The task: Quote all entries exactly, leaving pictures aside.

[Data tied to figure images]
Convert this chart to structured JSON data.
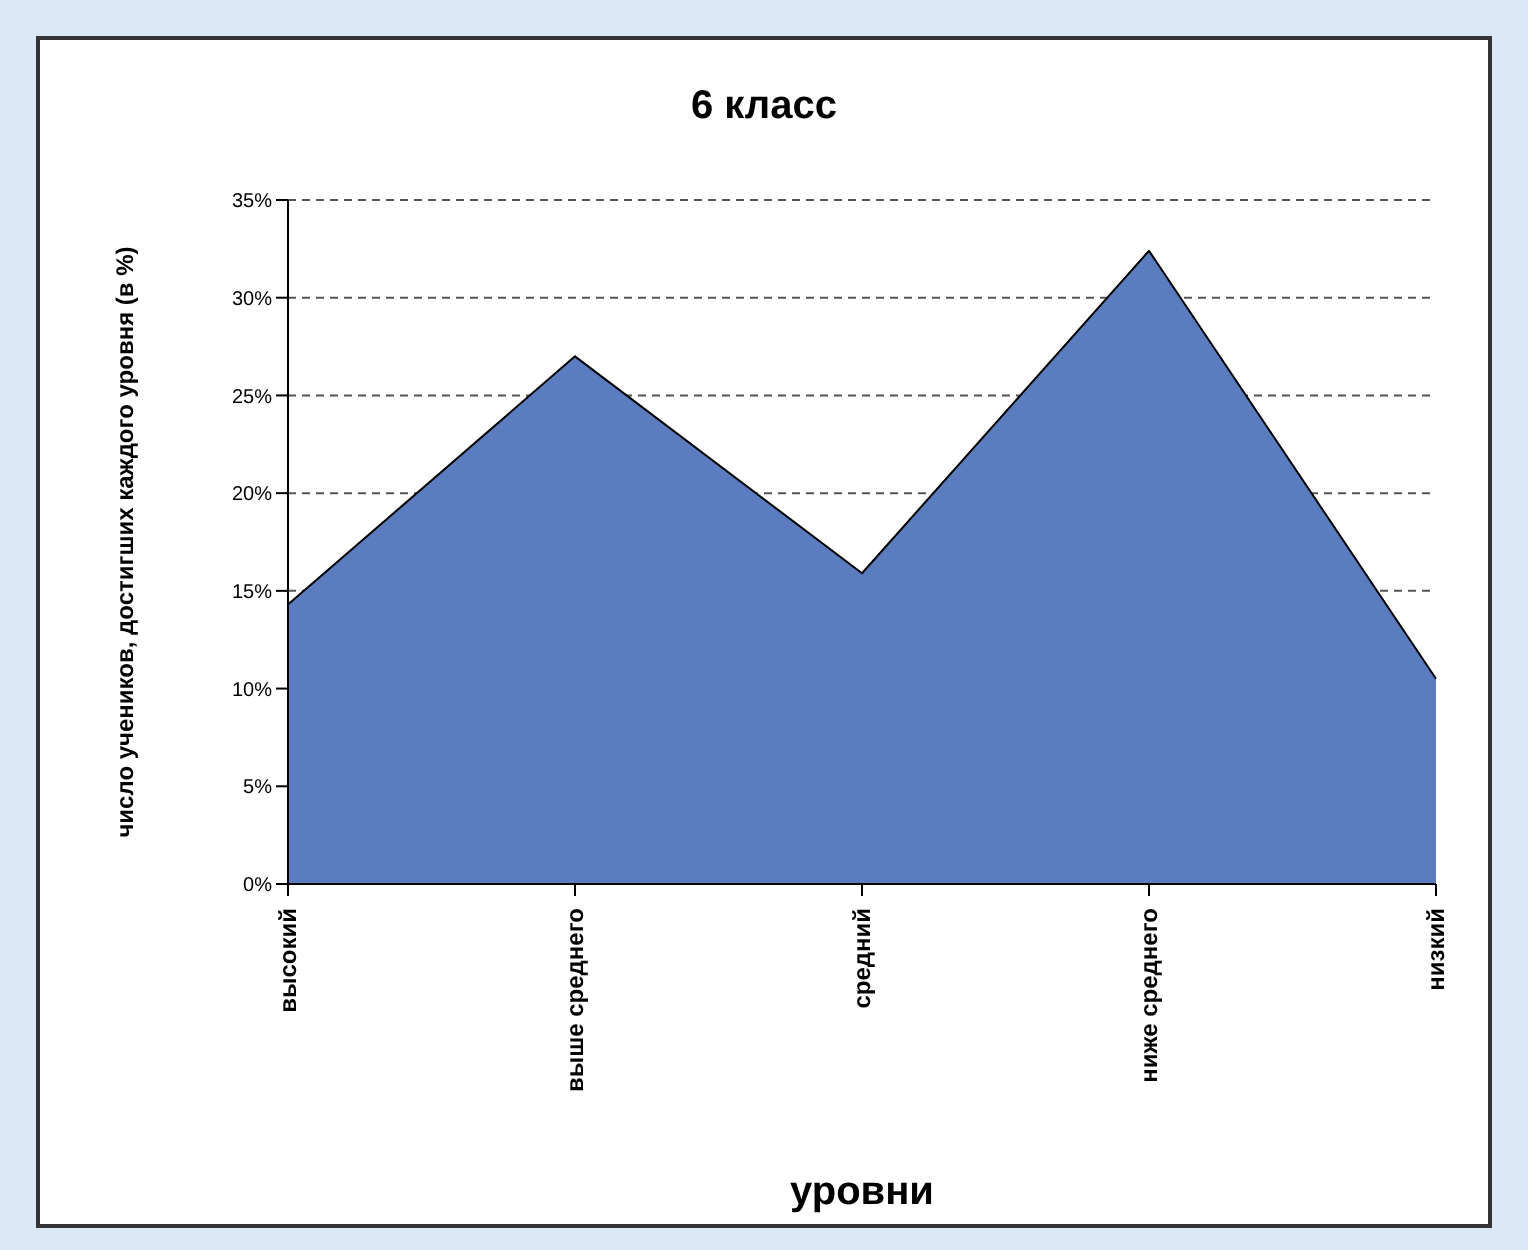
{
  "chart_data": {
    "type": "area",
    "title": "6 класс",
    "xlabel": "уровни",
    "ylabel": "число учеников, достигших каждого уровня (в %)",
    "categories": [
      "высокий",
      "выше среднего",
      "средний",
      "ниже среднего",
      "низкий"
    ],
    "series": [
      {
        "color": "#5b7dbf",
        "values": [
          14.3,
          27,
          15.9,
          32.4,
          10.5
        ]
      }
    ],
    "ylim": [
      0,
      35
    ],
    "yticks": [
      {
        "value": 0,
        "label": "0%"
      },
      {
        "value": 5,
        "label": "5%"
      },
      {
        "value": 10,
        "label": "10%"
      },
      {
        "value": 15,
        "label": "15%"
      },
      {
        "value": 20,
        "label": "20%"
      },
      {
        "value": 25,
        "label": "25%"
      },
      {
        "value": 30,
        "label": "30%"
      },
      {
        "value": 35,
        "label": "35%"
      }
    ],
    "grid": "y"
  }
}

Result for this task:
Convert this chart to structured JSON data.
{
  "chart_data": {
    "type": "area",
    "title": "6 класс",
    "xlabel": "уровни",
    "ylabel": "число учеников, достигших каждого уровня (в %)",
    "categories": [
      "высокий",
      "выше среднего",
      "средний",
      "ниже среднего",
      "низкий"
    ],
    "series": [
      {
        "color": "#5b7dbf",
        "values": [
          14.3,
          27,
          15.9,
          32.4,
          10.5
        ]
      }
    ],
    "ylim": [
      0,
      35
    ],
    "yticks": [
      {
        "value": 0,
        "label": "0%"
      },
      {
        "value": 5,
        "label": "5%"
      },
      {
        "value": 10,
        "label": "10%"
      },
      {
        "value": 15,
        "label": "15%"
      },
      {
        "value": 20,
        "label": "20%"
      },
      {
        "value": 25,
        "label": "25%"
      },
      {
        "value": 30,
        "label": "30%"
      },
      {
        "value": 35,
        "label": "35%"
      }
    ],
    "grid": "y"
  }
}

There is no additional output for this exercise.